**Written instruction:**
Copy every line from the material below that holds "title".

**Extracted data:**

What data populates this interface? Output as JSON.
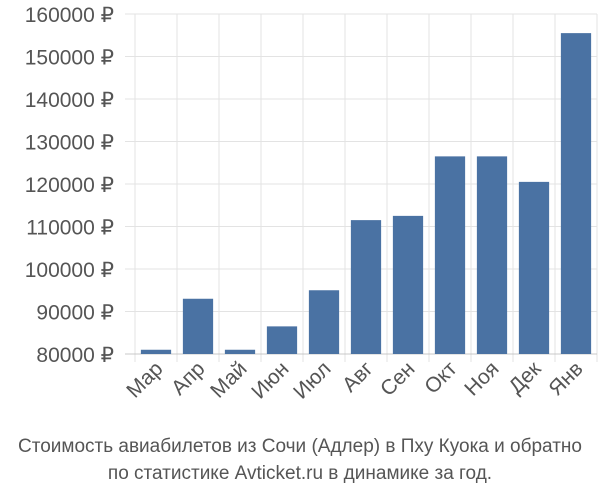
{
  "caption": {
    "line1": "Стоимость авиабилетов из Сочи (Адлер) в Пху Куока и обратно",
    "line2": "по статистике Avticket.ru в динамике за год."
  },
  "chart_data": {
    "type": "bar",
    "categories": [
      "Мар",
      "Апр",
      "Май",
      "Июн",
      "Июл",
      "Авг",
      "Сен",
      "Окт",
      "Ноя",
      "Дек",
      "Янв"
    ],
    "values": [
      81000,
      93000,
      81000,
      86500,
      95000,
      111500,
      112500,
      126500,
      126500,
      120500,
      155500
    ],
    "ylim": [
      80000,
      160000
    ],
    "yticks": [
      80000,
      90000,
      100000,
      110000,
      120000,
      130000,
      140000,
      150000,
      160000
    ],
    "tick_suffix": " ₽",
    "bar_color": "#4a72a3",
    "grid_color": "#e3e3e3",
    "axis_color": "#c8c8c8",
    "grid": true
  }
}
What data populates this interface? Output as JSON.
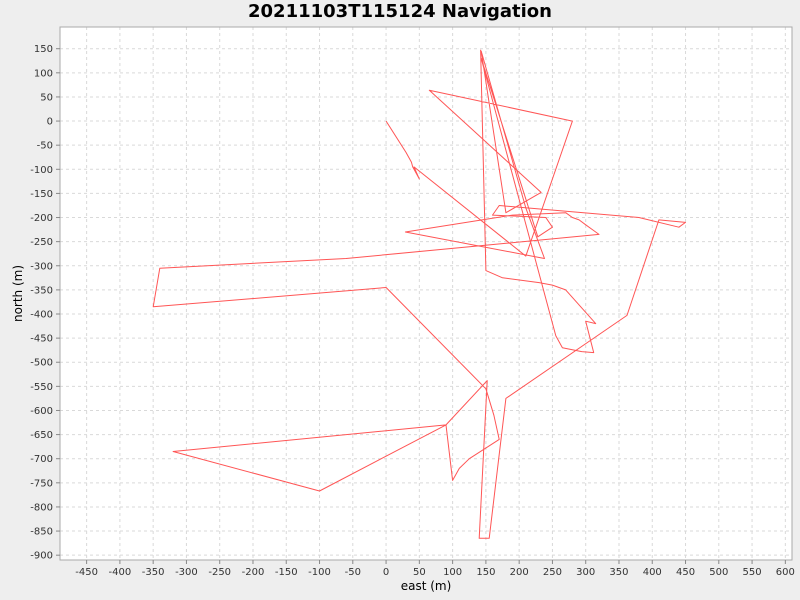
{
  "chart_data": {
    "type": "line",
    "title": "20211103T115124 Navigation",
    "xlabel": "east (m)",
    "ylabel": "north (m)",
    "xlim": [
      -490,
      610
    ],
    "ylim": [
      -910,
      195
    ],
    "x_ticks": [
      -450,
      -400,
      -350,
      -300,
      -250,
      -200,
      -150,
      -100,
      -50,
      0,
      50,
      100,
      150,
      200,
      250,
      300,
      350,
      400,
      450,
      500,
      550,
      600
    ],
    "y_ticks": [
      150,
      100,
      50,
      0,
      -50,
      -100,
      -150,
      -200,
      -250,
      -300,
      -350,
      -400,
      -450,
      -500,
      -550,
      -600,
      -650,
      -700,
      -750,
      -800,
      -850,
      -900
    ],
    "grid": true,
    "legend": "none",
    "colors": {
      "line": "#ff5555",
      "grid": "#d9d9d9",
      "plot_bg": "#ffffff",
      "page_bg": "#eeeeee"
    },
    "series": [
      {
        "x": [
          0,
          30,
          38,
          40,
          50,
          42,
          210,
          280,
          65,
          233,
          180,
          143,
          210,
          238,
          29,
          190,
          270,
          280,
          290,
          300,
          310,
          320,
          -60,
          -340,
          -350,
          0,
          150,
          162,
          170,
          125,
          110,
          100,
          90,
          -320,
          -100,
          90,
          152,
          140,
          155,
          180,
          362,
          410,
          450,
          440,
          380,
          170,
          160,
          240,
          250,
          228,
          143,
          255,
          265,
          294,
          312,
          300,
          315,
          270,
          250,
          230,
          175,
          150,
          142
        ],
        "y": [
          0,
          -65,
          -85,
          -95,
          -120,
          -95,
          -280,
          0,
          64,
          -148,
          -190,
          145,
          -180,
          -285,
          -230,
          -195,
          -190,
          -200,
          -205,
          -215,
          -225,
          -235,
          -285,
          -305,
          -385,
          -345,
          -555,
          -610,
          -660,
          -700,
          -720,
          -745,
          -630,
          -685,
          -767,
          -630,
          -538,
          -865,
          -865,
          -575,
          -403,
          -205,
          -210,
          -220,
          -200,
          -175,
          -195,
          -200,
          -220,
          -240,
          130,
          -445,
          -470,
          -478,
          -480,
          -415,
          -420,
          -350,
          -340,
          -335,
          -325,
          -310,
          148
        ]
      }
    ]
  }
}
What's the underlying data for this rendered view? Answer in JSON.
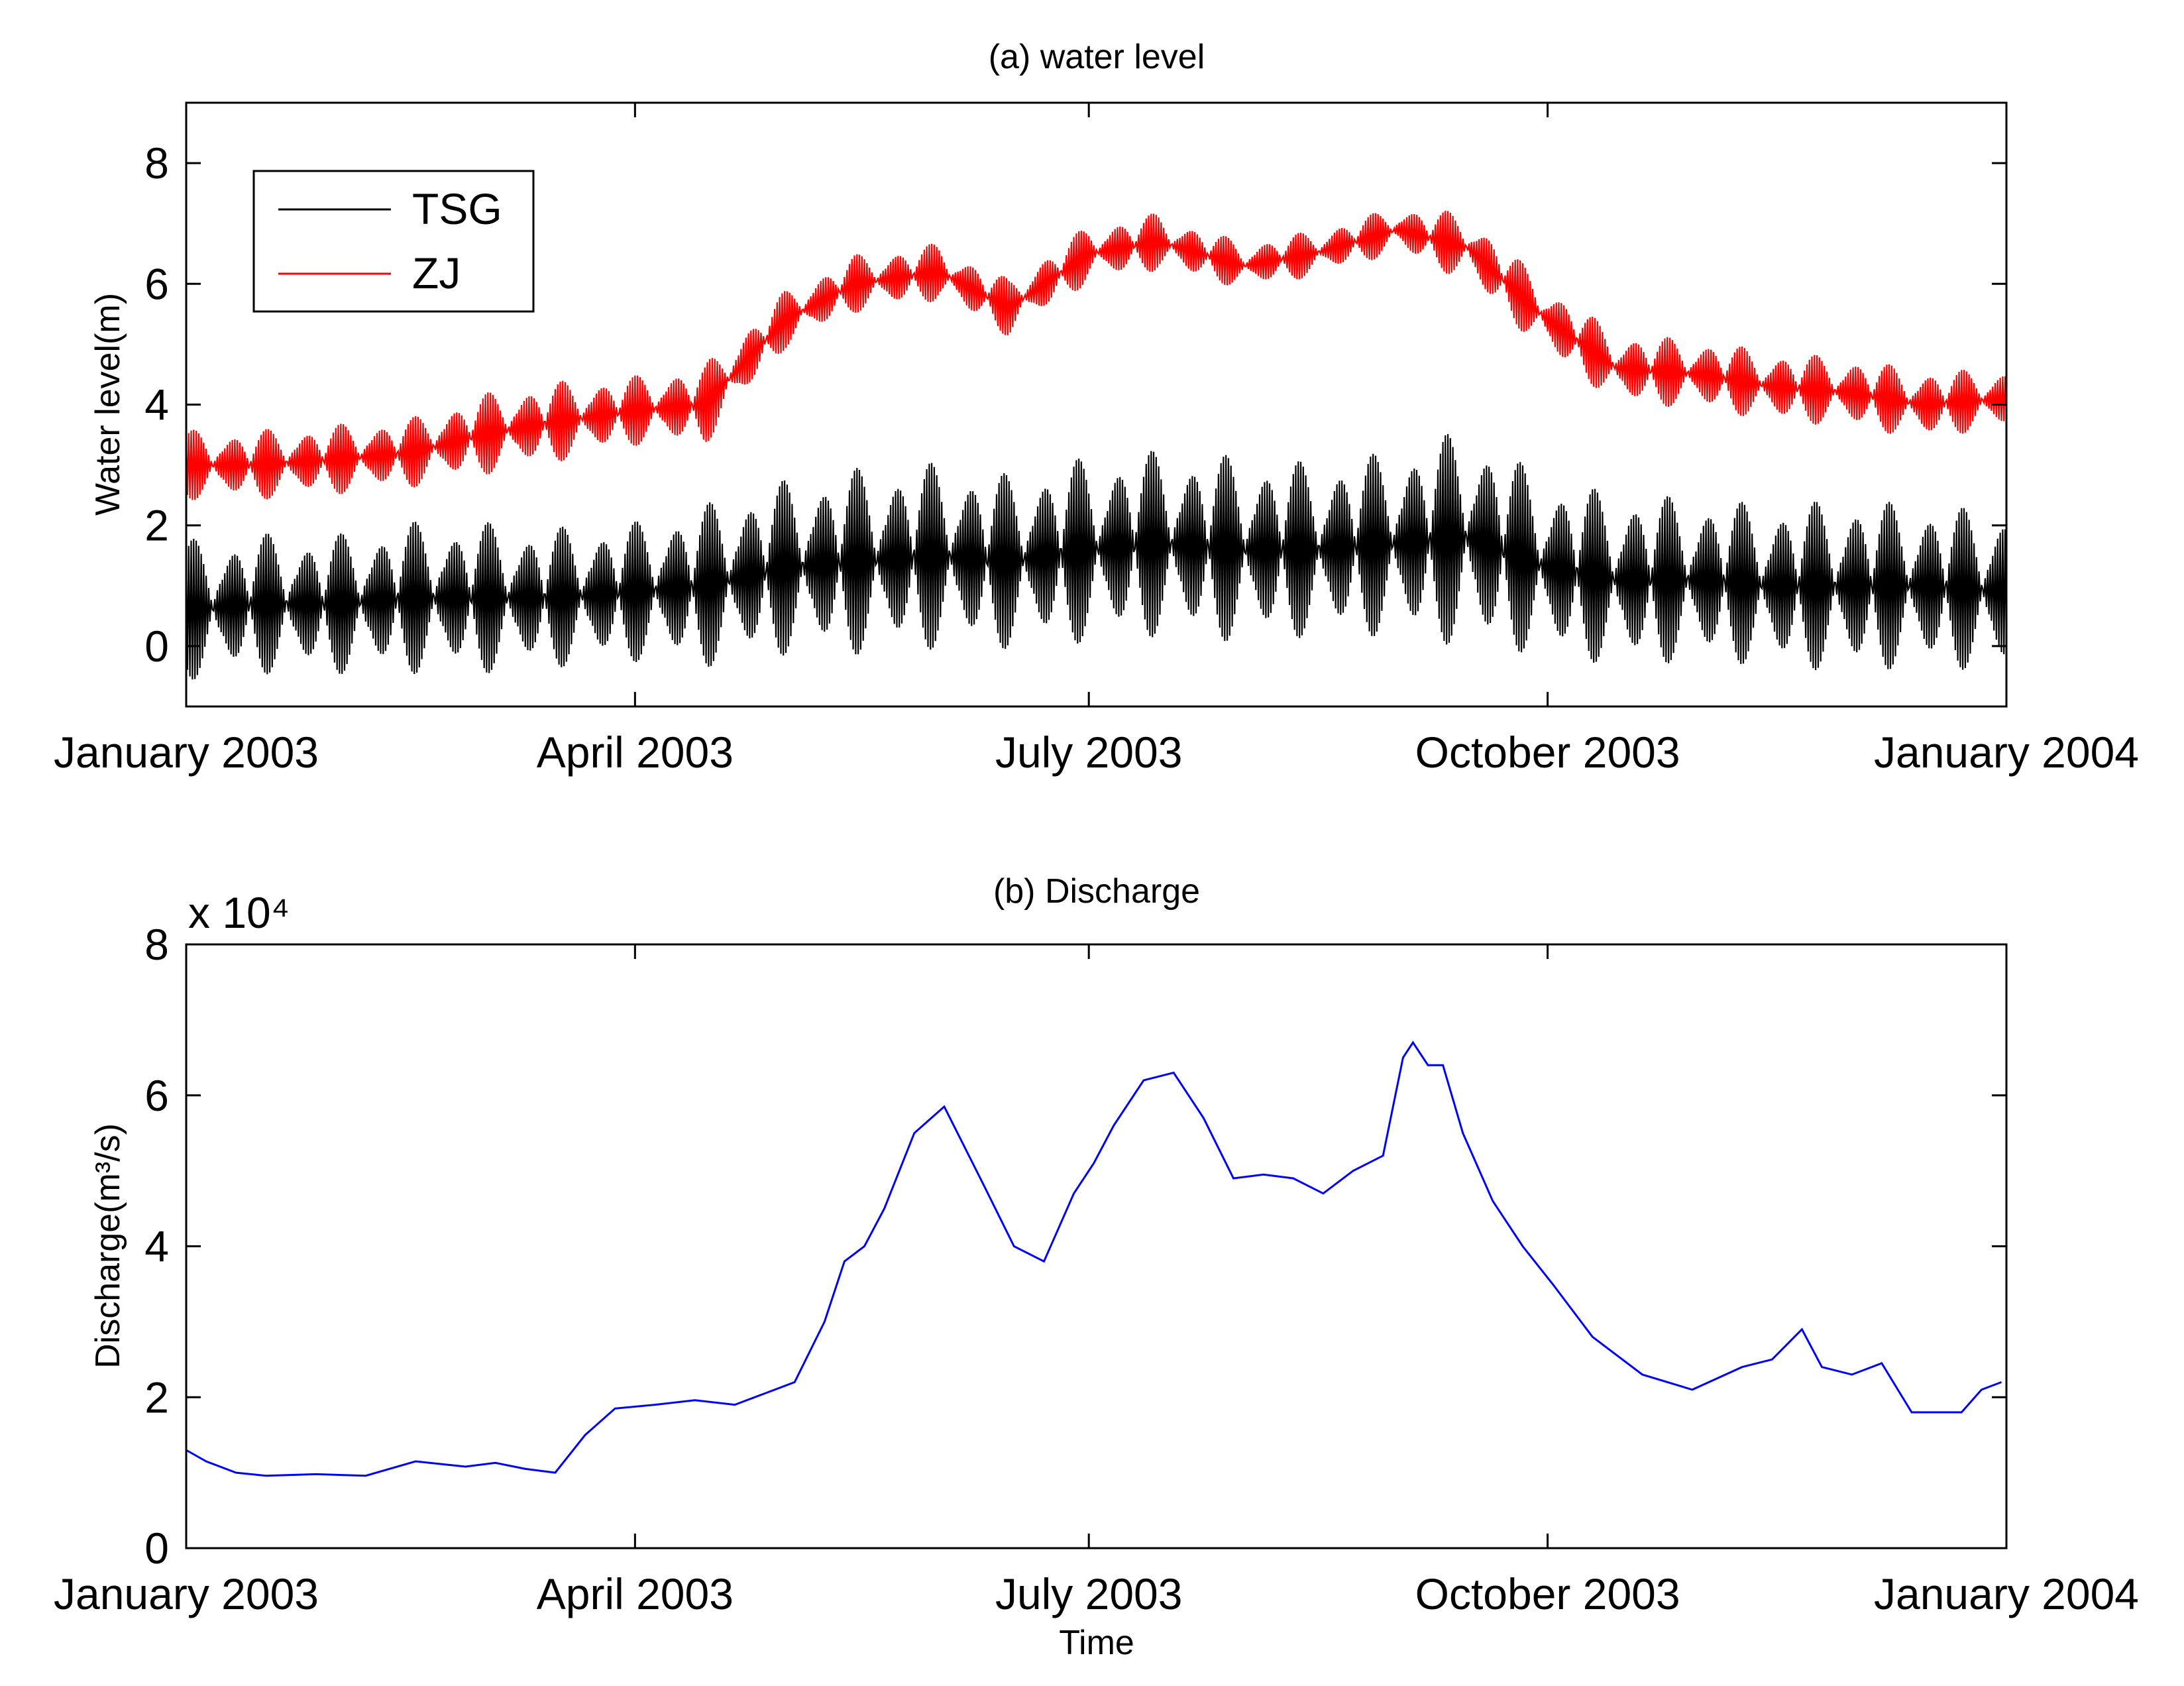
{
  "chart_data": [
    {
      "type": "line",
      "title": "(a) water level",
      "xlabel": "",
      "ylabel": "Water level(m)",
      "ylim": [
        -1,
        9
      ],
      "yticks": [
        0,
        2,
        4,
        6,
        8
      ],
      "ytick_labels": [
        "0",
        "2",
        "4",
        "6",
        "8"
      ],
      "xlim": [
        "2003-01-01",
        "2004-01-01"
      ],
      "xticks": [
        "2003-01-01",
        "2003-04-01",
        "2003-07-01",
        "2003-10-01",
        "2004-01-01"
      ],
      "xtick_labels": [
        "January 2003",
        "April 2003",
        "July 2003",
        "October 2003",
        "January 2004"
      ],
      "legend": {
        "placement": "top-left",
        "entries": [
          "TSG",
          "ZJ"
        ]
      },
      "series": [
        {
          "name": "TSG",
          "color": "#000000",
          "note": "approximate envelope (mean and half tidal range) read off the figure",
          "x": [
            "2003-01-01",
            "2003-01-15",
            "2003-02-01",
            "2003-02-15",
            "2003-03-01",
            "2003-03-15",
            "2003-04-01",
            "2003-04-15",
            "2003-05-01",
            "2003-05-15",
            "2003-06-01",
            "2003-06-15",
            "2003-07-01",
            "2003-07-15",
            "2003-08-01",
            "2003-08-15",
            "2003-09-01",
            "2003-09-15",
            "2003-10-01",
            "2003-10-15",
            "2003-11-01",
            "2003-11-15",
            "2003-12-01",
            "2003-12-15",
            "2004-01-01"
          ],
          "mean": [
            0.6,
            0.7,
            0.7,
            0.8,
            0.8,
            0.8,
            0.9,
            1.0,
            1.3,
            1.4,
            1.5,
            1.4,
            1.6,
            1.7,
            1.6,
            1.6,
            1.7,
            1.8,
            1.3,
            1.1,
            1.1,
            1.0,
            1.0,
            1.0,
            0.9
          ],
          "half_range": [
            1.2,
            1.2,
            1.2,
            1.3,
            1.3,
            1.2,
            1.2,
            1.4,
            1.5,
            1.6,
            1.6,
            1.5,
            1.6,
            1.6,
            1.6,
            1.5,
            1.6,
            1.9,
            1.5,
            1.5,
            1.4,
            1.4,
            1.5,
            1.4,
            1.4
          ]
        },
        {
          "name": "ZJ",
          "color": "#ff0000",
          "note": "approximate envelope (mean and half tidal range) read off the figure",
          "x": [
            "2003-01-01",
            "2003-01-15",
            "2003-02-01",
            "2003-02-15",
            "2003-03-01",
            "2003-03-15",
            "2003-04-01",
            "2003-04-15",
            "2003-05-01",
            "2003-05-15",
            "2003-06-01",
            "2003-06-15",
            "2003-07-01",
            "2003-07-15",
            "2003-08-01",
            "2003-08-15",
            "2003-09-01",
            "2003-09-15",
            "2003-10-01",
            "2003-10-15",
            "2003-11-01",
            "2003-11-15",
            "2003-12-01",
            "2003-12-15",
            "2004-01-01"
          ],
          "mean": [
            3.0,
            3.0,
            3.1,
            3.2,
            3.5,
            3.7,
            3.9,
            4.0,
            5.4,
            6.0,
            6.2,
            5.6,
            6.5,
            6.7,
            6.3,
            6.5,
            6.9,
            6.6,
            5.4,
            4.6,
            4.5,
            4.3,
            4.2,
            4.0,
            4.1
          ],
          "half_range": [
            0.6,
            0.6,
            0.6,
            0.6,
            0.7,
            0.7,
            0.6,
            0.7,
            0.5,
            0.5,
            0.5,
            0.5,
            0.5,
            0.5,
            0.4,
            0.4,
            0.4,
            0.6,
            0.6,
            0.6,
            0.6,
            0.6,
            0.6,
            0.6,
            0.5
          ]
        }
      ]
    },
    {
      "type": "line",
      "title": "(b) Discharge",
      "xlabel": "Time",
      "ylabel": "Discharge(m³/s)",
      "yscale_label": "x 10⁴",
      "ylim": [
        0,
        80000
      ],
      "yticks": [
        0,
        20000,
        40000,
        60000,
        80000
      ],
      "ytick_labels": [
        "0",
        "2",
        "4",
        "6",
        "8"
      ],
      "xlim": [
        "2003-01-01",
        "2004-01-01"
      ],
      "xticks": [
        "2003-01-01",
        "2003-04-01",
        "2003-07-01",
        "2003-10-01",
        "2004-01-01"
      ],
      "xtick_labels": [
        "January 2003",
        "April 2003",
        "July 2003",
        "October 2003",
        "January 2004"
      ],
      "series": [
        {
          "name": "Discharge",
          "color": "#0000ff",
          "day_of_year": [
            0,
            4,
            10,
            16,
            26,
            36,
            46,
            56,
            62,
            68,
            74,
            80,
            86,
            94,
            102,
            110,
            116,
            122,
            128,
            132,
            136,
            140,
            146,
            152,
            160,
            166,
            172,
            178,
            182,
            186,
            192,
            198,
            204,
            210,
            216,
            222,
            228,
            234,
            240,
            244,
            246,
            249,
            252,
            256,
            262,
            268,
            274,
            282,
            292,
            302,
            312,
            318,
            324,
            328,
            334,
            340,
            346,
            352,
            356,
            360,
            364
          ],
          "values": [
            13000,
            11500,
            10000,
            9600,
            9800,
            9600,
            11500,
            10800,
            11300,
            10500,
            10000,
            15000,
            18500,
            19000,
            19600,
            19000,
            20500,
            22000,
            30000,
            38000,
            40000,
            45000,
            55000,
            58500,
            48000,
            40000,
            38000,
            47000,
            51000,
            56000,
            62000,
            63000,
            57000,
            49000,
            49500,
            49000,
            47000,
            50000,
            52000,
            65000,
            67000,
            64000,
            64000,
            55000,
            46000,
            40000,
            35000,
            28000,
            23000,
            21000,
            24000,
            25000,
            29000,
            24000,
            23000,
            24500,
            18000,
            18000,
            18000,
            21000,
            22000
          ]
        }
      ]
    }
  ]
}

**Written response:**
    "title": "20211103T115124 Navigation",
      "title": "(a) water level",
      "title": "(b) Discharge",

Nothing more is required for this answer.